§ **Exercise brief**
Copy out the passage on hybrid mismatch arrangements from "Since releasing its" up to and including "to trap income.", putting "multinational group" in place of "corporate group".

§ **Quoted passage**

At the same time, it is important that New Zealand continues to be a good place to base a business and that tax does not get in the way of this happening. New Zealand relies heavily on foreign direct investment (FDI) to fund domestic investment and, as such, the Government is committed to ensuring New Zealand remains an attractive place for non-residents to invest.

2.3 What is the policy problem or opportunity?

The problem of hybrid mismatch arrangements

Businesses can use hybrid mismatch arrangements to create tax advantages through exploiting inconsistencies in the way that jurisdictions treat financial instruments and entities under their respective domestic law. For example, using a hybrid entity or a foreign branch, a single expense may be deducted in two different jurisdictions, potentially reducing the tax payable on two different streams of income. Another example is a payment that is tax-deductible in one jurisdiction with no corresponding taxable income in the jurisdiction where the payment is received. However it is achieved, the result of a hybrid mismatch arrangement is less aggregate tax revenue collected in the jurisdictions to which the arrangement relates when compared with a straightforward arrangement that is seen consistently by both relevant countries. Hybrid mismatch arrangements also have the effect of subsidising international investment relative to domestic investment, which distorts the efficiency of global markets.

Since releasing its final recommendations on hybrid mismatch arrangements, the OECD expanded the scope of BEPS Action 2 to include branch mismatches. Branch mismatch arrangements are a result of countries approaching the allocation of income and expenses between a branch and a head office in different ways. Branch mismatch arrangements can also result in a reduction in the overall taxation of a corporate group, so are similar in effect to hybrid mismatch arrangements.

It is important to note that the policy problem is limited to circumstances when global tax is reduced as a result of a hybrid mismatch. This project does not address other mechanisms that taxpayers may use to lower their global tax liability, such as the use of low-tax jurisdictions to trap income.

Hybrid mismatch arrangements in New Zealand

New Zealand has a general anti-avoidance rule (GAAR) that can, in some instances, neutralise the effects of a hybrid mismatch arrangement. However, the target of the GAAR is arrangements that avoid New Zealand tax. The arrangement must also do so in a manner that is outside Parliament’s contemplation; a classic indicator being that the arrangement gains the advantage in an artificial or contrived way. Although the use of a hybrid mismatch arrangement reduces the overall tax paid by the parties to the arrangement, it is often difficult to determine which country involved has lost tax revenue. Further, the use of a hybrid is not necessarily artificial or contrived in and of itself. Accordingly, the GAAR does not provide a comprehensive solution to counter the use of hybrid mismatch arrangements.

New Zealand also has some specific rules in its domestic law that go some way to addressing particular recommendations made by the OECD in relation to hybrid mismatch arrangements.

§ **Source data**
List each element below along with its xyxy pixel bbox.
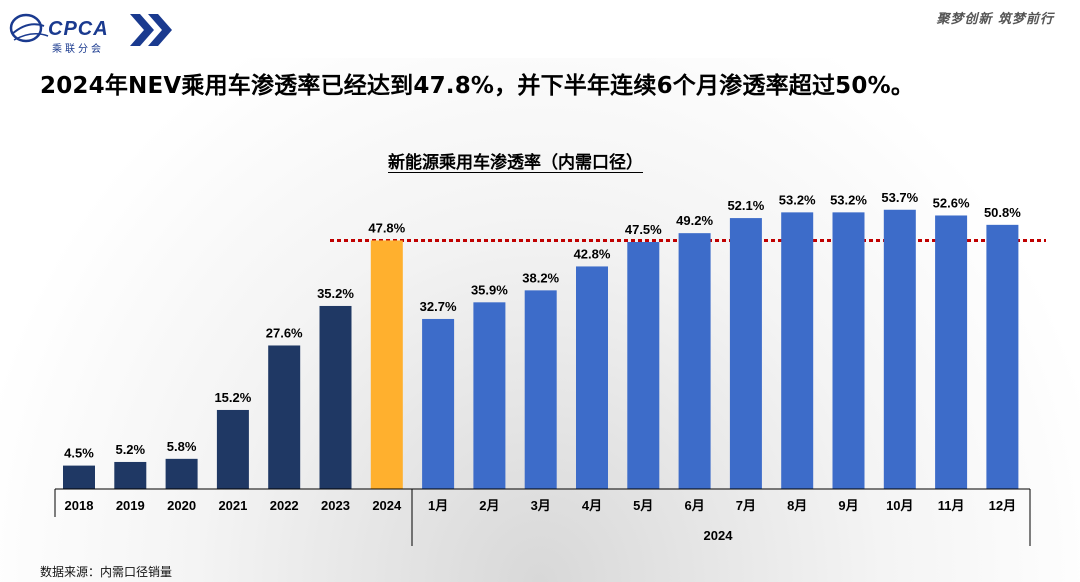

§ **Answer to this problem**
Since releasing its final recommendations on hybrid mismatch arrangements, the OECD expanded the scope of BEPS Action 2 to include branch mismatches. Branch mismatch arrangements are a result of countries approaching the allocation of income and expenses between a branch and a head office in different ways. Branch mismatch arrangements can also result in a reduction in the overall taxation of a multinational group, so are similar in effect to hybrid mismatch arrangements.

It is important to note that the policy problem is limited to circumstances when global tax is reduced as a result of a hybrid mismatch. This project does not address other mechanisms that taxpayers may use to lower their global tax liability, such as the use of low-tax jurisdictions to trap income.